> [Work task A]:
In the article about Nikhil Menon's book, what are the two sections of 'Planning Democracy' called?
> [Work task B]:
Using the article about the book 'Planning Democracy', explain why newly independent India began focusing on planning its economy.
> [Work task C]:
Write the next part of the article about Nikhil Menon's book, picking up after its final sentence.

Looking at India through the prism of Five-Year plans — New book reveals their impact today

Published by Penguin India, ‘Planning Democracy’ by Nikhil Menon will be released on 8 June on ThePrint’s ‘SoftCover’.

Book Cover of ‘Planning Democracy: How a Professor, an Institute, and an Idea Shaped India’ by Nikhil Menon

New Delhi: After nearly two centuries of colonial rule, newly-independent India began focusing on planning its economy, hoping this would be its route from poverty to prosperity. A new book ‘Planning Democracy’ looks closely at this exercise to understand the Indian state and the nature of Indian democracy.

Published by Penguin India, ‘Planning Democracy’ by Nikhil Menon will be released on 8 June on ‘SoftCover’, ThePrint’s online venue to launch non-fiction books.

In this compelling history, Menon, an assistant professor of history at the University of Notre Dame, brings the world of planning to life by exploring how India married a liberal democracy to a socialist economy.

The book interprets planning as a means of nation-building, in the aftermath of the empire, and follows the history of the Nehruvian state told through the prism of planning or an account of the Five-Year plans — which were discontinued by the Narendra Modi government. These plans were considered to be one of the developing world’s most ambitious experiments at the time.

“Planning, I argue, triggered the development of data infrastructures and dramatically expanded the state’s footprint, particularly its ability to govern the economy, ” the author said.

The book is divided into two sections – Data and Democracy – and recasts our understanding of the Indian republic, uncovering how planning came to define the nation and revealing the ways in which it continues to shape our world today.

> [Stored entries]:
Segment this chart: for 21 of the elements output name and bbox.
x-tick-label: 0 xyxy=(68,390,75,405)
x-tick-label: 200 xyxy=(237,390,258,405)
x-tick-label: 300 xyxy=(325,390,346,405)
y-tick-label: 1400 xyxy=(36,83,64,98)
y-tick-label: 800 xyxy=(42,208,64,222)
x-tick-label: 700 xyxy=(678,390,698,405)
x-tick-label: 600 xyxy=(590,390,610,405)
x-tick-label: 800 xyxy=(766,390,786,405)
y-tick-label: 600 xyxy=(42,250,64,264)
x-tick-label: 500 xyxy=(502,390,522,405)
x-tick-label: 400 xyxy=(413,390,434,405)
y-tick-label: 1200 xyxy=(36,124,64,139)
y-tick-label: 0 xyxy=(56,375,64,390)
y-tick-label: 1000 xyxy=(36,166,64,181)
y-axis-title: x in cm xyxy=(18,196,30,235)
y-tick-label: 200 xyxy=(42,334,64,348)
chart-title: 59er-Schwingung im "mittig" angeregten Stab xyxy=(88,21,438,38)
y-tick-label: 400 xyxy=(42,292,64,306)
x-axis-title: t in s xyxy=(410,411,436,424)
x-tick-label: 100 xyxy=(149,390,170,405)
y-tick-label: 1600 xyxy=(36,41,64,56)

> [Answer box A]:
Data and Democracy.

> [Answer box B]:
After nearly two centuries of colonial rule, newly independent India turned to economic planning because it hoped this would be its route from poverty to prosperity.

> [Answer box C]:
It traces the story of a gifted scientist known as the ‘Professor’, a trail-blazing research institute in Calcutta, and the idea of ‘democratic planning’. Set amid global conflicts and international debates, Menon reveals how India walked a tightrope between capitalism and communism.

Talking about the book, author Ramachandra Guha said the text is an “important contribution to the growing literature on the history of India since independence”. “The book elegantly blends biography and history, exploring how a group of politicians and scholars once made the idea of “planning” central to the Indian Republic. The author has skillfully minded a wide array of primary sources, and his pen portraits are particularly well done,” he said

Author Pratap Bhanu Mehta praised the book, calling it a “refreshing look at how the discourse of developments was constituted”. “This book will help us rethink how planning for development took hold in India’s democratic imagination. Its fresh research delves into two neglected aspects of the planning process in India in the fifties. The first is the creation of a world-class institutional base for statistics by the formidable figure of Mahalanobis. It also looks at ingenious attempts at enlisting everything from Sadhus to Bollywood in publicizing Five-Year Plans,” Mehta said.